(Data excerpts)
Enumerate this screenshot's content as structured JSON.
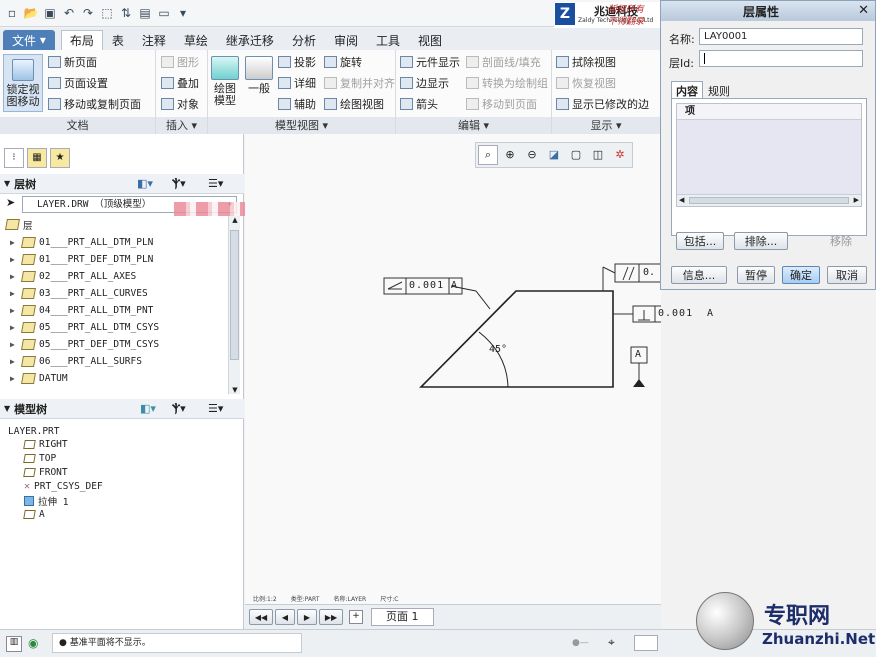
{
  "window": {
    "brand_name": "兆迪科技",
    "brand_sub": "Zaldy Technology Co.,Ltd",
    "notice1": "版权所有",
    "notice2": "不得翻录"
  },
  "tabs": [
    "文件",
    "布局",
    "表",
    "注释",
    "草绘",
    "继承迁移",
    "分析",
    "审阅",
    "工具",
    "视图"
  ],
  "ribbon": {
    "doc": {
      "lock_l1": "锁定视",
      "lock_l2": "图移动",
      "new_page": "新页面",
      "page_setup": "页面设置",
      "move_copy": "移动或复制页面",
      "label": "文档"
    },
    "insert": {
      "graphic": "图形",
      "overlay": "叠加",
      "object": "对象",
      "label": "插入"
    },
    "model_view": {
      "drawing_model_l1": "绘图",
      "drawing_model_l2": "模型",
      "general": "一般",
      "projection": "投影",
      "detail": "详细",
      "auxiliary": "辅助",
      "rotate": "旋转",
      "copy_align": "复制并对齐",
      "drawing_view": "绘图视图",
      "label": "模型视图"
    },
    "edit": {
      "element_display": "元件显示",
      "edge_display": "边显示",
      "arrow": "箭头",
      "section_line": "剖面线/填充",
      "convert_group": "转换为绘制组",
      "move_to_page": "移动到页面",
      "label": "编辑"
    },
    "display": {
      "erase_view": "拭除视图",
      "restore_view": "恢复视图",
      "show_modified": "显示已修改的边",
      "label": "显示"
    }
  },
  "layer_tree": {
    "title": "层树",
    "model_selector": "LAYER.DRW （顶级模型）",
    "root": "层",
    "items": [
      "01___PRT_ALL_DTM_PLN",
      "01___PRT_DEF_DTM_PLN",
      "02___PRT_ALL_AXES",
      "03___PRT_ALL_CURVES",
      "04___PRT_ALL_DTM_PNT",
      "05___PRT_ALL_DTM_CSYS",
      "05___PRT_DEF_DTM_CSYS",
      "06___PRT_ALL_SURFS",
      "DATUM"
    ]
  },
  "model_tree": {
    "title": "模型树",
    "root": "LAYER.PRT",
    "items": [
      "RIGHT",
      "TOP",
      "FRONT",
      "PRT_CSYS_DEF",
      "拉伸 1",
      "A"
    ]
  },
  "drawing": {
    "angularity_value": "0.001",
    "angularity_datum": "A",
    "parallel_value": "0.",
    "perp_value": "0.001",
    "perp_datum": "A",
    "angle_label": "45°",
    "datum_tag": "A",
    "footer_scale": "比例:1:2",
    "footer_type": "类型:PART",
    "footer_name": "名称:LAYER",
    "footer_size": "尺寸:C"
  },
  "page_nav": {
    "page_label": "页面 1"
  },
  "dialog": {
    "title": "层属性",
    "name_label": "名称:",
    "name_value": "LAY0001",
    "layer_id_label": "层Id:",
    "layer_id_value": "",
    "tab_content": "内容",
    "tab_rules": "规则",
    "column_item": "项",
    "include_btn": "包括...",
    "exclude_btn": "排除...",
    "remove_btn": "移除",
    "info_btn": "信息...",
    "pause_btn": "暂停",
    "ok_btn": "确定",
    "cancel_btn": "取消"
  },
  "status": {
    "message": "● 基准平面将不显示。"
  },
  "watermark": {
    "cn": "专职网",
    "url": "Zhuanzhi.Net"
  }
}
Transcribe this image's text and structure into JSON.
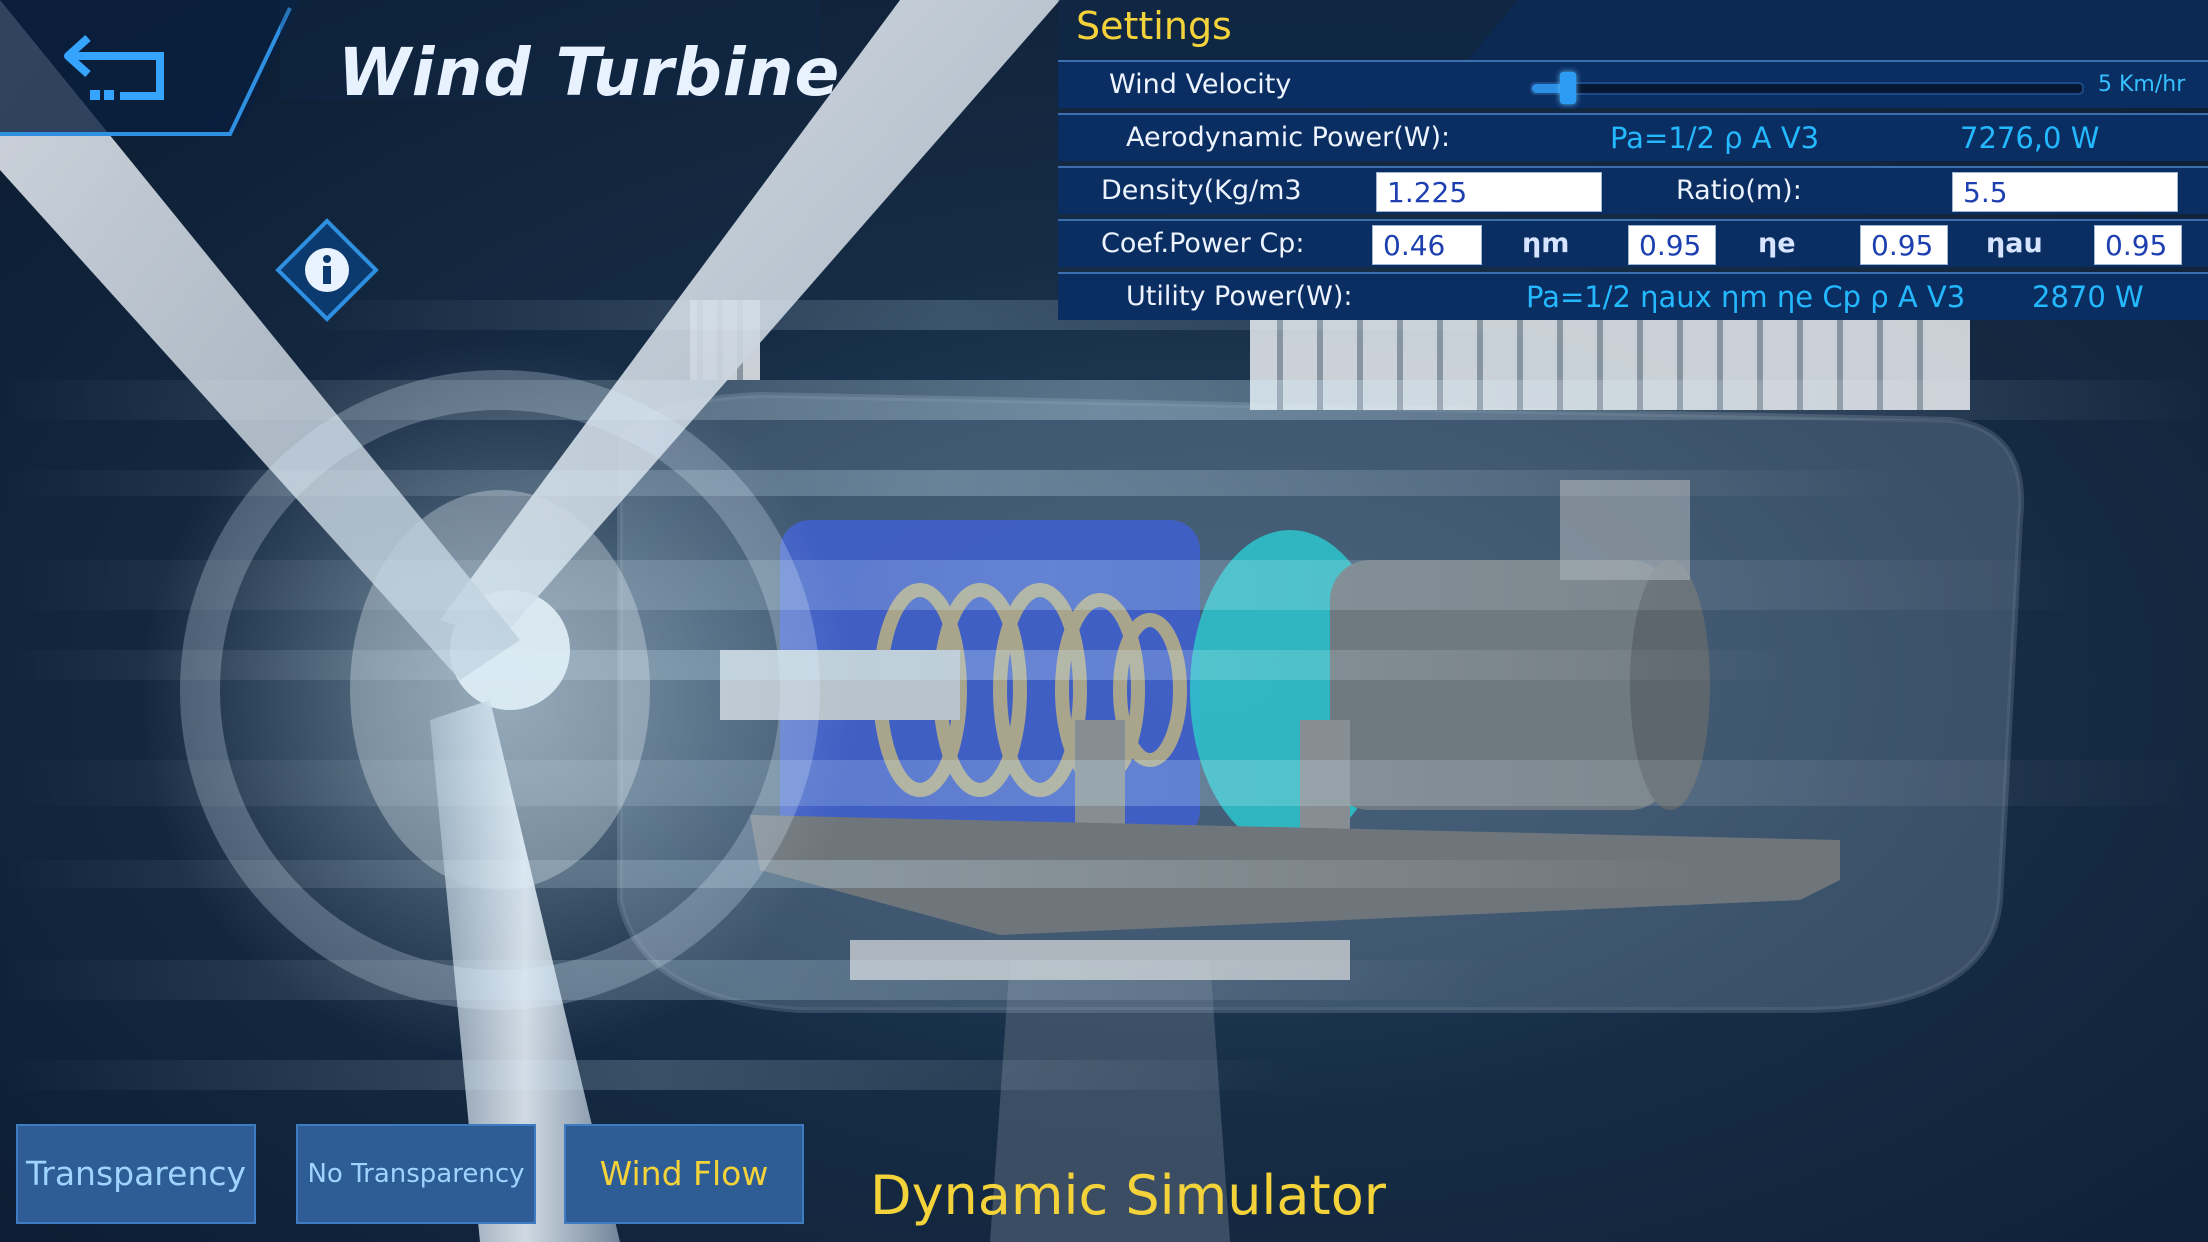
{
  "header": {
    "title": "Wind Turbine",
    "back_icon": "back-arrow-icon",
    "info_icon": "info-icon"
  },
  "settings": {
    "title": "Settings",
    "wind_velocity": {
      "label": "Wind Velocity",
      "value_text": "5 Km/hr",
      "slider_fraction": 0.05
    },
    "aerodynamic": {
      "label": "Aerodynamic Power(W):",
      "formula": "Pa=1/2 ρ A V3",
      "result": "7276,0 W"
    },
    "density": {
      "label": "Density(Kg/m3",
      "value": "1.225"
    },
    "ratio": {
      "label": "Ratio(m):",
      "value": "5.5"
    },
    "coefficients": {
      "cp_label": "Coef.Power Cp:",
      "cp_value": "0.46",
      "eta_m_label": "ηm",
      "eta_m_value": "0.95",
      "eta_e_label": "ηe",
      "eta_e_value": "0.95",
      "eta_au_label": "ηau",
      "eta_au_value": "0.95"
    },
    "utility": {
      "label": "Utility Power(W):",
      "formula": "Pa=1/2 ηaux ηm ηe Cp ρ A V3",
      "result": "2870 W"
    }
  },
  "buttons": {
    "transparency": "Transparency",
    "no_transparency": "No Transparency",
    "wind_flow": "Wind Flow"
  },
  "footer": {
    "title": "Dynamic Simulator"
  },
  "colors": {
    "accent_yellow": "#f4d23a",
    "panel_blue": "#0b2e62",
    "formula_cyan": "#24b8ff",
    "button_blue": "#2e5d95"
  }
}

▶ Given task
Search the listing for the word "title" and return each line that holds it.

▶ Response for this exercise
    "title": "层树",
    "title": "模型树",
    "title": "层属性",
    "title": "Wind Turbine",
    "title": "Settings",
    "title": "Dynamic Simulator"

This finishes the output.